What the task requires :: Repeat each line exactly, leaving nothing out.

Extracted information ::
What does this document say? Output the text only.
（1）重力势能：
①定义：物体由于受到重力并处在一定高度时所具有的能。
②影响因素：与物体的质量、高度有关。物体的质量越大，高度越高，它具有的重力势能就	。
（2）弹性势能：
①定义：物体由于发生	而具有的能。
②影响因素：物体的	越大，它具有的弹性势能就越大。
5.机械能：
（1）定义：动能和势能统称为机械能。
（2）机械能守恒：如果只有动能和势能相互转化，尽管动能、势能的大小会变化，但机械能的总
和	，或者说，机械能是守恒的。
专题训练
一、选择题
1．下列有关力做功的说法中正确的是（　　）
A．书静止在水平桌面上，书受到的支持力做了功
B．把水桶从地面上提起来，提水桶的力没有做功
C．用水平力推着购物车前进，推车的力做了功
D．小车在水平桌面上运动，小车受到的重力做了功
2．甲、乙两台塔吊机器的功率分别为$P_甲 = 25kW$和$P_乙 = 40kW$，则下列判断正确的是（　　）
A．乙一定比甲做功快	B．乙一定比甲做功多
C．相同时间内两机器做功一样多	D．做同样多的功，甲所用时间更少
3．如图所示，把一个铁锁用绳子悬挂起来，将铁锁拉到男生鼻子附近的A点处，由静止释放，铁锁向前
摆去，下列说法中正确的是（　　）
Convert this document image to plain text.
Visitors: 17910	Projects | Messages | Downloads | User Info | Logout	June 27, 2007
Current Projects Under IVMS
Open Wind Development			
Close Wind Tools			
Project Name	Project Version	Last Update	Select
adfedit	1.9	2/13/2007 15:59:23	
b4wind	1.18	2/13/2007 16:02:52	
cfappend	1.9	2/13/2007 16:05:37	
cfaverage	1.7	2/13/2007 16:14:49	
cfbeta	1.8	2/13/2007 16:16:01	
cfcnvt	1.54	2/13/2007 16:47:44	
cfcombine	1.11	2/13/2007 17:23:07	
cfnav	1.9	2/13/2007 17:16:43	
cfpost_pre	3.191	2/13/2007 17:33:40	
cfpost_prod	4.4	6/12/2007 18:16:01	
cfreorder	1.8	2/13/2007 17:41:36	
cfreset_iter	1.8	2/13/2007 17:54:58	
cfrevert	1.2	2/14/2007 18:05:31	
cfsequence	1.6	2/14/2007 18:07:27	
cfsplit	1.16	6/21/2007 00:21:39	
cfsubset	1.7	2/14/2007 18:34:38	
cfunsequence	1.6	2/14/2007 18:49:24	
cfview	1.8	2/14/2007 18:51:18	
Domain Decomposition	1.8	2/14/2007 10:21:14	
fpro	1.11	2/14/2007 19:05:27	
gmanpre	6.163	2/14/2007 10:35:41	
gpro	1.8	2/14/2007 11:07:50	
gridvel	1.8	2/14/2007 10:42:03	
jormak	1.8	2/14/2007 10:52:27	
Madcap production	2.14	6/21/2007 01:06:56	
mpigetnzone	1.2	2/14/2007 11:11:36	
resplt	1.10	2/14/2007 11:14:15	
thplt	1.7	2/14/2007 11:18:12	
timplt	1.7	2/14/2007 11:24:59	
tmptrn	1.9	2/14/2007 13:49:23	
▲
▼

Exercise answer ::
What does this document say? Output the text only.
（1）重力势能：
①定义：物体由于受到重力并处在一定高度时所具有的能。
②影响因素：与物体的质量、高度有关。物体的质量越大，高度越高，它具有的重力势能就	。
（2）弹性势能：
①定义：物体由于发生	而具有的能。
②影响因素：物体的	越大，它具有的弹性势能就越大。
5.机械能：
（1）定义：动能和势能统称为机械能。
（2）机械能守恒：如果只有动能和势能相互转化，尽管动能、势能的大小会变化，但机械能的总
和	，或者说，机械能是守恒的。
专题训练
一、选择题
1．下列有关力做功的说法中正确的是（　　）
A．书静止在水平桌面上，书受到的支持力做了功
B．把水桶从地面上提起来，提水桶的力没有做功
C．用水平力推着购物车前进，推车的力做了功
D．小车在水平桌面上运动，小车受到的重力做了功
2．甲、乙两台塔吊机器的功率分别为$P_甲 = 25kW$和$P_乙 = 40kW$，则下列判断正确的是（　　）
A．乙一定比甲做功快	B．乙一定比甲做功多
C．相同时间内两机器做功一样多	D．做同样多的功，甲所用时间更少
3．如图所示，把一个铁锁用绳子悬挂起来，将铁锁拉到男生鼻子附近的A点处，由静止释放，铁锁向前
摆去，下列说法中正确的是（　　）
Convert this document image to plain text.
Visitors: 17910	Projects | Messages | Downloads | User Info | Logout	June 27, 2007
Current Projects Under IVMS
Open Wind Development			
Close Wind Tools			
Project Name	Project Version	Last Update	Select
adfedit	1.9	2/13/2007 15:59:23	
b4wind	1.18	2/13/2007 16:02:52	
cfappend	1.9	2/13/2007 16:05:37	
cfaverage	1.7	2/13/2007 16:14:49	
cfbeta	1.8	2/13/2007 16:16:01	
cfcnvt	1.54	2/13/2007 16:47:44	
cfcombine	1.11	2/13/2007 17:23:07	
cfnav	1.9	2/13/2007 17:16:43	
cfpost_pre	3.191	2/13/2007 17:33:40	
cfpost_prod	4.4	6/12/2007 18:16:01	
cfreorder	1.8	2/13/2007 17:41:36	
cfreset_iter	1.8	2/13/2007 17:54:58	
cfrevert	1.2	2/14/2007 18:05:31	
cfsequence	1.6	2/14/2007 18:07:27	
cfsplit	1.16	6/21/2007 00:21:39	
cfsubset	1.7	2/14/2007 18:34:38	
cfunsequence	1.6	2/14/2007 18:49:24	
cfview	1.8	2/14/2007 18:51:18	
Domain Decomposition	1.8	2/14/2007 10:21:14	
fpro	1.11	2/14/2007 19:05:27	
gmanpre	6.163	2/14/2007 10:35:41	
gpro	1.8	2/14/2007 11:07:50	
gridvel	1.8	2/14/2007 10:42:03	
jormak	1.8	2/14/2007 10:52:27	
Madcap production	2.14	6/21/2007 01:06:56	
mpigetnzone	1.2	2/14/2007 11:11:36	
resplt	1.10	2/14/2007 11:14:15	
thplt	1.7	2/14/2007 11:18:12	
timplt	1.7	2/14/2007 11:24:59	
tmptrn	1.9	2/14/2007 13:49:23	
▲
▼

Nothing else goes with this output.